#### What you will do:
From the entries below, copy every line holding the word "prototype".

#### The input:
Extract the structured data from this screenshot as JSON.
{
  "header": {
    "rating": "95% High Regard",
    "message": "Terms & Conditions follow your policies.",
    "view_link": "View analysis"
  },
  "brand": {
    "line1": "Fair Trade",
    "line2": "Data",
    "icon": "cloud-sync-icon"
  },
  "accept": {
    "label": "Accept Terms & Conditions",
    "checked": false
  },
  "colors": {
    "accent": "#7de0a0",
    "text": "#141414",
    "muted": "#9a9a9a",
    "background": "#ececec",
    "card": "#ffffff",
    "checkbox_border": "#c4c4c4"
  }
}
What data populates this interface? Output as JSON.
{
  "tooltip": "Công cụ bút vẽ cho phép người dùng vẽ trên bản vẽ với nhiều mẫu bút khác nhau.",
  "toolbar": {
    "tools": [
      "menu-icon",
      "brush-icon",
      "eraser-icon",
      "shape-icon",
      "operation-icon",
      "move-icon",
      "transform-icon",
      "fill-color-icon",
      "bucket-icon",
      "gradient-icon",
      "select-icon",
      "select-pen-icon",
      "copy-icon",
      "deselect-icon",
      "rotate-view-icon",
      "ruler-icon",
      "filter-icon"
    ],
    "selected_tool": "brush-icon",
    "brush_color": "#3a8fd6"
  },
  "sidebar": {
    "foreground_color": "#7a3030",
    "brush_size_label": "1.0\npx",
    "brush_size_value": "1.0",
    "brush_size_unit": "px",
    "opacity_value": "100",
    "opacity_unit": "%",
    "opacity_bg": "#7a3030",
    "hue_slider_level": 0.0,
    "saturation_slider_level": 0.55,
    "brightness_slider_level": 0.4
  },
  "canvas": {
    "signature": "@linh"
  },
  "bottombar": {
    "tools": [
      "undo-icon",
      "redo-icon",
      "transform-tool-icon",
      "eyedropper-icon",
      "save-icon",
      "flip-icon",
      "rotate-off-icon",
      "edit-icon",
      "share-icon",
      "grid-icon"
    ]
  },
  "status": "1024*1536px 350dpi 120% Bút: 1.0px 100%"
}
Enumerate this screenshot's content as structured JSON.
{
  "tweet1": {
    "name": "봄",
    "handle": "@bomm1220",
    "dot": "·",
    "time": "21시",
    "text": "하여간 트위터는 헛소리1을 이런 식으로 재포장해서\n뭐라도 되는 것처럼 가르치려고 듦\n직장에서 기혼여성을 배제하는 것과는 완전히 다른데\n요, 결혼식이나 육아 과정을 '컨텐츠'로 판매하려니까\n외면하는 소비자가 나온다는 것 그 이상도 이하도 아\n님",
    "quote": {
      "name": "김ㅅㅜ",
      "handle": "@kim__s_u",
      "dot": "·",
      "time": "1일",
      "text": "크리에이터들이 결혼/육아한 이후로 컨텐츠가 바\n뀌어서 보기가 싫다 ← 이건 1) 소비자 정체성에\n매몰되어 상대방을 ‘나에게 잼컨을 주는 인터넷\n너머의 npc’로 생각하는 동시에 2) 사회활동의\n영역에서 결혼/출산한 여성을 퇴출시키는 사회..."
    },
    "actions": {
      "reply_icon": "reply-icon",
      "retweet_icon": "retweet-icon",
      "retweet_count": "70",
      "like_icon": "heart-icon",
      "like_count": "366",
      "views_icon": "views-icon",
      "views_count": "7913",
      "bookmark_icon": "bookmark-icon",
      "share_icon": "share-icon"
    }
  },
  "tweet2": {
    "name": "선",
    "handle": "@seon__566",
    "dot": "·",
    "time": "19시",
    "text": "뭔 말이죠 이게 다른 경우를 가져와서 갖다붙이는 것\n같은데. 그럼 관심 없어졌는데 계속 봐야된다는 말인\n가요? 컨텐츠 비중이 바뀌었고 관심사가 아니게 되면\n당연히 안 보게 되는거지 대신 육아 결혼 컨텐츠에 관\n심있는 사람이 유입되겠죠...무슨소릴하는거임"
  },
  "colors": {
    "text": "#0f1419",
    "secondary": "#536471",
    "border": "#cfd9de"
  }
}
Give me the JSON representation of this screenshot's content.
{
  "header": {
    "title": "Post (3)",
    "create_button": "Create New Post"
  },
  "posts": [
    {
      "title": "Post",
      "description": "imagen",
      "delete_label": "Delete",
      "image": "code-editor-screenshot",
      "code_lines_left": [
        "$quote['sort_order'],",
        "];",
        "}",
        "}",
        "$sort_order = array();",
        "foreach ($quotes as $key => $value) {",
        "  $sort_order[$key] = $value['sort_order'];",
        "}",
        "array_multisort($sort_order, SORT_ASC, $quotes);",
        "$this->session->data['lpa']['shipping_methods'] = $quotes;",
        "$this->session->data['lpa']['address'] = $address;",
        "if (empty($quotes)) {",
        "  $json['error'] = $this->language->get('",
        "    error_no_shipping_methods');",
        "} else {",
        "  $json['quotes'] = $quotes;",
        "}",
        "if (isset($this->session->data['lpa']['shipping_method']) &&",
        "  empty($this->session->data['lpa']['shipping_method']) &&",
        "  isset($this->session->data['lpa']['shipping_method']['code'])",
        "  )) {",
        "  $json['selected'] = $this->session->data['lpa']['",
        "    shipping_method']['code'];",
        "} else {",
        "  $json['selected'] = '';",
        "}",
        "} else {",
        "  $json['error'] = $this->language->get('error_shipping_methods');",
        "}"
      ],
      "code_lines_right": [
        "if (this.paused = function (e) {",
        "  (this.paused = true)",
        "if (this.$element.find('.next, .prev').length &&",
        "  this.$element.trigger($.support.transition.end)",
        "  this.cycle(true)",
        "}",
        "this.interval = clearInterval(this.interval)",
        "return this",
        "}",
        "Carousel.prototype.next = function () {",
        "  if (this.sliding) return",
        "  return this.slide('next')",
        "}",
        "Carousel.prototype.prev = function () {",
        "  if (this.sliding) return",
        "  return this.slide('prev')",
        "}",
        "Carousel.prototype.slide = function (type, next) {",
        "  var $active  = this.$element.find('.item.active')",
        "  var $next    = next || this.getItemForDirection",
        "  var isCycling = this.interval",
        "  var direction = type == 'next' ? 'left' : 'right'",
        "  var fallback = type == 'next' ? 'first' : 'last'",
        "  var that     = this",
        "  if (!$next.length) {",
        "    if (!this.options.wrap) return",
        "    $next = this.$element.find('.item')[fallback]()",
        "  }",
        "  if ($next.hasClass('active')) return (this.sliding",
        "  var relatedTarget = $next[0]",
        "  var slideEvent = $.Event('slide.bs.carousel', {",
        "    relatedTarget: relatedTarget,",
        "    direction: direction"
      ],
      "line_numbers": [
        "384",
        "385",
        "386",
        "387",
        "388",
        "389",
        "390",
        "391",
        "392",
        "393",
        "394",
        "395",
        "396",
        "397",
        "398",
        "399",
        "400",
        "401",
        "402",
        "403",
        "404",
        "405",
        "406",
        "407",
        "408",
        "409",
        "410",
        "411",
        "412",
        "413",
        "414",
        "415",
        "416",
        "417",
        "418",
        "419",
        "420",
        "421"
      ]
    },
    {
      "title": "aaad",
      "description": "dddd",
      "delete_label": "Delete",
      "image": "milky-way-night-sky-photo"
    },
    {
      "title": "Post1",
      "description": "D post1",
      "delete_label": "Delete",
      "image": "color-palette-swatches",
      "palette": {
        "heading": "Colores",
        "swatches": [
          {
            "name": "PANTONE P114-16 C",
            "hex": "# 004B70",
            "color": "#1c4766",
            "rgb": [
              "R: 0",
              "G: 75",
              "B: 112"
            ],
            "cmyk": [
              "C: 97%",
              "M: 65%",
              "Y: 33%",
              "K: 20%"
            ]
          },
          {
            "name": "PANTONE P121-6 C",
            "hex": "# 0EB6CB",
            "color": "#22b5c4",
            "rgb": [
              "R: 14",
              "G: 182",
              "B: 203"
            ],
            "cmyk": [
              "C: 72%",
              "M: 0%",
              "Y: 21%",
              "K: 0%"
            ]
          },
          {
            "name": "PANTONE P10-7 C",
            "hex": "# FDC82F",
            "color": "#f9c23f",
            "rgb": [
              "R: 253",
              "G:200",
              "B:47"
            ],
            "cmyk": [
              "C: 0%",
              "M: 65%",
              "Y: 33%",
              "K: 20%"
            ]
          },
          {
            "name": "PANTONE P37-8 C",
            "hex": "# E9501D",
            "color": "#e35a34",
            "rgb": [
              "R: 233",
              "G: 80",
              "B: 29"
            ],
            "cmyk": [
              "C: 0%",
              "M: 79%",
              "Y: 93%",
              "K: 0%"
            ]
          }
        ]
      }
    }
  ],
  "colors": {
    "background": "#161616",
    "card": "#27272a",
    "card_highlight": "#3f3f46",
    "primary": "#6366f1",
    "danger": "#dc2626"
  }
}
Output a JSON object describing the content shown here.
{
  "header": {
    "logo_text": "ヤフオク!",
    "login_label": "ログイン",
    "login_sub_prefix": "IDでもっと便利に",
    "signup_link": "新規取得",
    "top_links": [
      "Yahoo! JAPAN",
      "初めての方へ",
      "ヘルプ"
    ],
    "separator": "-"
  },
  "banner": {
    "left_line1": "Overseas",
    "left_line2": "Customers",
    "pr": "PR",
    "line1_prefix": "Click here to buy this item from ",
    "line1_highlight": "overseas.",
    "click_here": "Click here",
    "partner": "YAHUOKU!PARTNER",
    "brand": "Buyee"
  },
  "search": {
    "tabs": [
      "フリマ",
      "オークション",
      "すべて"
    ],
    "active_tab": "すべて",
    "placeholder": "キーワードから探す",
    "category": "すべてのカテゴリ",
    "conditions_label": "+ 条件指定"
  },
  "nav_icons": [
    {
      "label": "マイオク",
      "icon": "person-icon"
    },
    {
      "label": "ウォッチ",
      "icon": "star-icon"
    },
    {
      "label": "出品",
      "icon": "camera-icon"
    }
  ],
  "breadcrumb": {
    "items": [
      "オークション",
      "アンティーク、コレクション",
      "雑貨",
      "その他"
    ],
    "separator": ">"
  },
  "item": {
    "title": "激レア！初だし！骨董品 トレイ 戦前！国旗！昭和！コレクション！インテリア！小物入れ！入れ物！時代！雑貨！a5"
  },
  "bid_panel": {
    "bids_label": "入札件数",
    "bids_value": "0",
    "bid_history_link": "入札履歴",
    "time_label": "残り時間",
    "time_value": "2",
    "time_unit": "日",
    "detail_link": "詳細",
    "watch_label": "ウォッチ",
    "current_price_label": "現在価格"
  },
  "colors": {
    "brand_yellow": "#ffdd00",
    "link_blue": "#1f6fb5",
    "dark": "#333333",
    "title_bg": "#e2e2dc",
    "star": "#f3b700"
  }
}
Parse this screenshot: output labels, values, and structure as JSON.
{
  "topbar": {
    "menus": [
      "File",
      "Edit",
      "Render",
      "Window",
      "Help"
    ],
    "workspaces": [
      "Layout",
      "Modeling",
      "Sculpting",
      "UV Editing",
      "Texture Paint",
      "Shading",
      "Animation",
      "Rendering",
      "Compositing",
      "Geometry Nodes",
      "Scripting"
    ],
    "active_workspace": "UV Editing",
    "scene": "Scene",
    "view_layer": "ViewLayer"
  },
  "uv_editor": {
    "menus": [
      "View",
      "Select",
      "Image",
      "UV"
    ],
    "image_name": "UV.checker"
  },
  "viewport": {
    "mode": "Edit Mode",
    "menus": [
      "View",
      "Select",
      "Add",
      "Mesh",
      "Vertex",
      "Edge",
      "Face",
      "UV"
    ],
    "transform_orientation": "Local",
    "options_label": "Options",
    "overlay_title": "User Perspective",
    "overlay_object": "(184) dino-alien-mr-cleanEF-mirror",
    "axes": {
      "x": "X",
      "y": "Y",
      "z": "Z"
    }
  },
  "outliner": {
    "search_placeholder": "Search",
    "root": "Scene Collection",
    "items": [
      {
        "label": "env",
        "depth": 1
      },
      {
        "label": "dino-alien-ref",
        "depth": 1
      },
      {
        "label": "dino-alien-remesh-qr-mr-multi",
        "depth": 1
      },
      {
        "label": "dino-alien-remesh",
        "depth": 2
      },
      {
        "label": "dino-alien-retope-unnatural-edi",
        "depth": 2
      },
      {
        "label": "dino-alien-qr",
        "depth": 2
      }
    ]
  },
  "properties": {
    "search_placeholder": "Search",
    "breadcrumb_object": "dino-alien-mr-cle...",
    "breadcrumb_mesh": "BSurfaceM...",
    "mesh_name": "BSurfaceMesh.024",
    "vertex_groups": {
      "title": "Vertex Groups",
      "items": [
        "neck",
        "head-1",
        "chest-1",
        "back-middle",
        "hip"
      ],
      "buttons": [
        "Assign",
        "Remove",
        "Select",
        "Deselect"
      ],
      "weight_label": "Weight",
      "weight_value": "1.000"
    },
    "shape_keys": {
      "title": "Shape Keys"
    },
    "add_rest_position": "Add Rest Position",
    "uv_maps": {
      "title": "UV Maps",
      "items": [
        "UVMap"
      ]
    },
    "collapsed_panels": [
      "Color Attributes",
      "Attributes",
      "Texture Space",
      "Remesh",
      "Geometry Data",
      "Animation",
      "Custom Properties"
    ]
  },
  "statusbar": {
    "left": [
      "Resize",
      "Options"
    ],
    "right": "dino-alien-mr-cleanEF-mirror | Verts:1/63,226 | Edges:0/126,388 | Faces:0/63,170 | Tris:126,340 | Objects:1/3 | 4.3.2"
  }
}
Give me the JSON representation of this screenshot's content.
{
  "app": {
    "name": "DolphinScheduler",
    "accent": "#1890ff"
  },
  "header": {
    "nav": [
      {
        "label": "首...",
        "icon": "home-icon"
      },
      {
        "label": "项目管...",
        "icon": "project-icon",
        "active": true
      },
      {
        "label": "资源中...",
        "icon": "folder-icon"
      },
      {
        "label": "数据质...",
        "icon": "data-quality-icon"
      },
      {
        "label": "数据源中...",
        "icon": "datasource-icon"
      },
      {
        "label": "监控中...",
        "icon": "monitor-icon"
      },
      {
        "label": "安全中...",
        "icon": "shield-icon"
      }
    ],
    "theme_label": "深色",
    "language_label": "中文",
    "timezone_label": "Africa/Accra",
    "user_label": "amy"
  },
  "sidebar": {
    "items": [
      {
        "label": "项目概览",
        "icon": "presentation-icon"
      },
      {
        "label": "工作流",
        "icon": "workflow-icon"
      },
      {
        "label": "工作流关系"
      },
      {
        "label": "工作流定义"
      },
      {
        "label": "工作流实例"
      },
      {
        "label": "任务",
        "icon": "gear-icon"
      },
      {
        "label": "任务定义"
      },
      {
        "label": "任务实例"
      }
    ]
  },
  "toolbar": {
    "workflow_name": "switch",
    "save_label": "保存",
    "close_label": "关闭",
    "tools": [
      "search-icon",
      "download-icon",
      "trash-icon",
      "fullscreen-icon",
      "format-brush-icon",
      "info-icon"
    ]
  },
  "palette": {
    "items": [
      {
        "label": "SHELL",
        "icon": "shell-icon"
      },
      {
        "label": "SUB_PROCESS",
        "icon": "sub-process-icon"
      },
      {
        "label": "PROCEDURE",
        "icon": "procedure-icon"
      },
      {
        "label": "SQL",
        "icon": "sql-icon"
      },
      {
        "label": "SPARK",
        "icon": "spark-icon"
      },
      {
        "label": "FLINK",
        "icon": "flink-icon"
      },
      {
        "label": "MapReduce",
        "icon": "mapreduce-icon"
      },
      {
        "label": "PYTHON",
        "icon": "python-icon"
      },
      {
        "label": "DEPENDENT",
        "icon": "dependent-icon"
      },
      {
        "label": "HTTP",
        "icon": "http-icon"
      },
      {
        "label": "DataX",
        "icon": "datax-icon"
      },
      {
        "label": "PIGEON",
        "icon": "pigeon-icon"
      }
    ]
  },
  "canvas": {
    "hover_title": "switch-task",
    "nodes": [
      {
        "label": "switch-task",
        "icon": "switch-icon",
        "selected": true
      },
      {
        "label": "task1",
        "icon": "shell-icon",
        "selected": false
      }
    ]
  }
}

#### Solution below:
        "Carousel.prototype.next = function () {",
        "Carousel.prototype.prev = function () {",
        "Carousel.prototype.slide = function (type, next) {",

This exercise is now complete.